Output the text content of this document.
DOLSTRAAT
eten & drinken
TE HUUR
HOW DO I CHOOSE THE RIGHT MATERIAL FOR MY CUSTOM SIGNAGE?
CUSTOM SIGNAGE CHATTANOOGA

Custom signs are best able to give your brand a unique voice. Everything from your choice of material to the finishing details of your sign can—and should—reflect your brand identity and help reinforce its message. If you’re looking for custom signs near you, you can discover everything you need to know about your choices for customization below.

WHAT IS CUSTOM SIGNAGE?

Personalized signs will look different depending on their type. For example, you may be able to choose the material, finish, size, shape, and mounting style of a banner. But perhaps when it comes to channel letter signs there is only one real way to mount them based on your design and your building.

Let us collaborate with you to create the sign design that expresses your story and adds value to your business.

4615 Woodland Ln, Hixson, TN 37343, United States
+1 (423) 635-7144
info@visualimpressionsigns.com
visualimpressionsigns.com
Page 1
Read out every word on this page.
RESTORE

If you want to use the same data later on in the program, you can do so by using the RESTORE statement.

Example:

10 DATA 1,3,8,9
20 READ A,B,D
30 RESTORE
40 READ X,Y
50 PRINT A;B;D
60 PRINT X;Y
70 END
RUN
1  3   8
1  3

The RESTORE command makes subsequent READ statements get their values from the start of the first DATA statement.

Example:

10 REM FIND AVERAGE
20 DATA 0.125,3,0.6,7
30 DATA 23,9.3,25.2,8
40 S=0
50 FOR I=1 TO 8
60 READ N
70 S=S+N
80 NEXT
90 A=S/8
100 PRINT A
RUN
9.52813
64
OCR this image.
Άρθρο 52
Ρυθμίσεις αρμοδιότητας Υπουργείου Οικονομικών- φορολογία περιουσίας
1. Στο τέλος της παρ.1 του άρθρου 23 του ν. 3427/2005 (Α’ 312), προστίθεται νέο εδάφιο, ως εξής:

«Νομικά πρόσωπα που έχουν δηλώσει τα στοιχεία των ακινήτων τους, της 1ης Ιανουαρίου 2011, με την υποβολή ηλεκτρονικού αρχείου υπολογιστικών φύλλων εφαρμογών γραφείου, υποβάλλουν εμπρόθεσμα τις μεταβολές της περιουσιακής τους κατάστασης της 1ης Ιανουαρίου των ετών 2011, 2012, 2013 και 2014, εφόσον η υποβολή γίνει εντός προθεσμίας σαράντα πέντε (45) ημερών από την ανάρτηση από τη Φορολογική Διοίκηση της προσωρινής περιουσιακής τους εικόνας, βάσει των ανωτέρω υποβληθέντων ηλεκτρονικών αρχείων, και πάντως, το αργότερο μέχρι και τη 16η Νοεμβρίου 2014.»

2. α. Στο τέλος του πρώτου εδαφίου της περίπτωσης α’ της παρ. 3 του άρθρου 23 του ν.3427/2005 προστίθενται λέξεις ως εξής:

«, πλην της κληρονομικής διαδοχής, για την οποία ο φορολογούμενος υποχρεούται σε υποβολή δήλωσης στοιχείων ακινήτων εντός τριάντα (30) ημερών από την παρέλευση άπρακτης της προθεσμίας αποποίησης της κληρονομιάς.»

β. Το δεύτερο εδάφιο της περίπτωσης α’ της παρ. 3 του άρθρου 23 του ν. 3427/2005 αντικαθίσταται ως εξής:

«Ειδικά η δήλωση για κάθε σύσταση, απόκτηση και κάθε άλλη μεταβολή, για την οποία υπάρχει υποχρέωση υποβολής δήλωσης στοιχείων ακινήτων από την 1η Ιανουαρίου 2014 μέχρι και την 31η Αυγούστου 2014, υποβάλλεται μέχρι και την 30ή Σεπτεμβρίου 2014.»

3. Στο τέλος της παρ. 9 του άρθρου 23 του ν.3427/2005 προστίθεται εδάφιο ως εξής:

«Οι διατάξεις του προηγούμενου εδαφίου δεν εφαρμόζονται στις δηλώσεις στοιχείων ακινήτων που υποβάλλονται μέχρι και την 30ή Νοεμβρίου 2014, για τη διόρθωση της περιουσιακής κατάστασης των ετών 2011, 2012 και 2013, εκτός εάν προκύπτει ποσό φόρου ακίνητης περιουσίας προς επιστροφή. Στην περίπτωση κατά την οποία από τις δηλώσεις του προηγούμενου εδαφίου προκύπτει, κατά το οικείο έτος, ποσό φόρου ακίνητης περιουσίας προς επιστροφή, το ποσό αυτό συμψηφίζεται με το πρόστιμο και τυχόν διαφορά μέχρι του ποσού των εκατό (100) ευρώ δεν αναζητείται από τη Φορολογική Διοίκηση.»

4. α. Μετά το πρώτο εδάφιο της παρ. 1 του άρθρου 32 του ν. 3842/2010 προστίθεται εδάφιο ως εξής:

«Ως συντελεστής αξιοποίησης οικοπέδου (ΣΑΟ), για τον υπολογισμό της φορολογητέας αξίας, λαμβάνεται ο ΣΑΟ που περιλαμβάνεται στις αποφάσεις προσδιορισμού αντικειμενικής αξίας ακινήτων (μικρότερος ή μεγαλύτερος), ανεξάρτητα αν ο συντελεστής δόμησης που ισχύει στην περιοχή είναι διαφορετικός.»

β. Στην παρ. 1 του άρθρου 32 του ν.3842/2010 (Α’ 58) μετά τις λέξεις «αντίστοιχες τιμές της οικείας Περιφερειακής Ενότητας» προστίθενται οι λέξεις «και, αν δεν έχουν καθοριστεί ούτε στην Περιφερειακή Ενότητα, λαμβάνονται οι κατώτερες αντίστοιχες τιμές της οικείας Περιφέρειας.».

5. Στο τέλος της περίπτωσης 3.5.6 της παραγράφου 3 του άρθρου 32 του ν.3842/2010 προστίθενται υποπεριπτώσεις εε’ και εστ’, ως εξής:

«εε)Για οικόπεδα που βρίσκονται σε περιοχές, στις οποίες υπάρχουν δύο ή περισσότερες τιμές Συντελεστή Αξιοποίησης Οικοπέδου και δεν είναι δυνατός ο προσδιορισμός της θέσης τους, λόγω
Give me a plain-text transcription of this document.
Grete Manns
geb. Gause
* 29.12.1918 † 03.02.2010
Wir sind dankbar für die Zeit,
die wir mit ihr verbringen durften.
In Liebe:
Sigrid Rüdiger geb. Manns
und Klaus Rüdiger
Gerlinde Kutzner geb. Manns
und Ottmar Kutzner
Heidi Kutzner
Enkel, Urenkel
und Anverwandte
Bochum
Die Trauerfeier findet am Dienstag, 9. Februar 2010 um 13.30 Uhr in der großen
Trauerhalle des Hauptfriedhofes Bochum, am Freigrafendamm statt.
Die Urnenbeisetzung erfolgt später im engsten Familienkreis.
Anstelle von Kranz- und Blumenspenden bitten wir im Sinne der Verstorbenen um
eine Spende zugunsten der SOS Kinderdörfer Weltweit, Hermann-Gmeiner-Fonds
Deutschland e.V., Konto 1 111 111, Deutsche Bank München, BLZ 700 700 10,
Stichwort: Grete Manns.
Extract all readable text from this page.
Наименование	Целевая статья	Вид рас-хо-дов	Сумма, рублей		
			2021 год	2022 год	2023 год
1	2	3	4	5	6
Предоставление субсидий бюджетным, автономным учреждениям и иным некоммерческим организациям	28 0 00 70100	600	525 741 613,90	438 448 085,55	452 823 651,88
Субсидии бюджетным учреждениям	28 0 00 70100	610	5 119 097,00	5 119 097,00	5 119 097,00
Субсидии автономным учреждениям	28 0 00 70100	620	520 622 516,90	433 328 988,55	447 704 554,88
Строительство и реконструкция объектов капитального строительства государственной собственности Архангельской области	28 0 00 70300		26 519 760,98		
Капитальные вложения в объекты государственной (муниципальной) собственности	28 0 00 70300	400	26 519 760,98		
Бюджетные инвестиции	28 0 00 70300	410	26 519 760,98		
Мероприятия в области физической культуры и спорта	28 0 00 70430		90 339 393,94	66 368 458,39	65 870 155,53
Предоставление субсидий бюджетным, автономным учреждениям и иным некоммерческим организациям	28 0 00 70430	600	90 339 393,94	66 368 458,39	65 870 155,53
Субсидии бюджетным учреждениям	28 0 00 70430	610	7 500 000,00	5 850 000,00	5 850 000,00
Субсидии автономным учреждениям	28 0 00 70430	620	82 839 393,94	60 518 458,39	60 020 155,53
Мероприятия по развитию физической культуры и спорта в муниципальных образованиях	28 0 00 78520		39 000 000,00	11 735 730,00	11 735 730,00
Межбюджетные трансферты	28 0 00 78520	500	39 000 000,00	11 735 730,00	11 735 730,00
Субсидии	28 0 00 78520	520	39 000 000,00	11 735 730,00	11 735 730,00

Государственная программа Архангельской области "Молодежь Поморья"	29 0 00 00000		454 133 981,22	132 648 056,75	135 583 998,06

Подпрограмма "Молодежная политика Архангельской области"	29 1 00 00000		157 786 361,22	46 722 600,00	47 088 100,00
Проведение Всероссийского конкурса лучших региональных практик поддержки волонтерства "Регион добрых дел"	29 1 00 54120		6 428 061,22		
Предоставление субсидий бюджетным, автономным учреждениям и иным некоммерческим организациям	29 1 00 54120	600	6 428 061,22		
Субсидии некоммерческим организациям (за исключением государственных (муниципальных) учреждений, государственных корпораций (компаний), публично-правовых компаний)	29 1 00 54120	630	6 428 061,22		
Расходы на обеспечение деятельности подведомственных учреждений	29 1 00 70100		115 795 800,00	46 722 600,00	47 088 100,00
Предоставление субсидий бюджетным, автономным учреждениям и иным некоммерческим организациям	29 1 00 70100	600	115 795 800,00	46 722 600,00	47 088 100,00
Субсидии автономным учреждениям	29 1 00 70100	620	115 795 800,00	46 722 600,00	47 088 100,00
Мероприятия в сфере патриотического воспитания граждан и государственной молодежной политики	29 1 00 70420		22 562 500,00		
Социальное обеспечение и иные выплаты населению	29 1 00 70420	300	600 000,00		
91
_ _ _ _ _ _ _
## WORK TO DO
Show all lines from the records above where the word "τέλος" occurs.

## RESULT OF THE TASK
1. Στο τέλος της παρ.1 του άρθρου 23 του ν. 3427/2005 (Α’ 312), προστίθεται νέο εδάφιο, ως εξής:
2. α. Στο τέλος του πρώτου εδαφίου της περίπτωσης α’ της παρ. 3 του άρθρου 23 του ν.3427/2005 προστίθενται λέξεις ως εξής:
3. Στο τέλος της παρ. 9 του άρθρου 23 του ν.3427/2005 προστίθεται εδάφιο ως εξής:
5. Στο τέλος της περίπτωσης 3.5.6 της παραγράφου 3 του άρθρου 32 του ν.3842/2010 προστίθενται υποπεριπτώσεις εε’ και εστ’, ως εξής:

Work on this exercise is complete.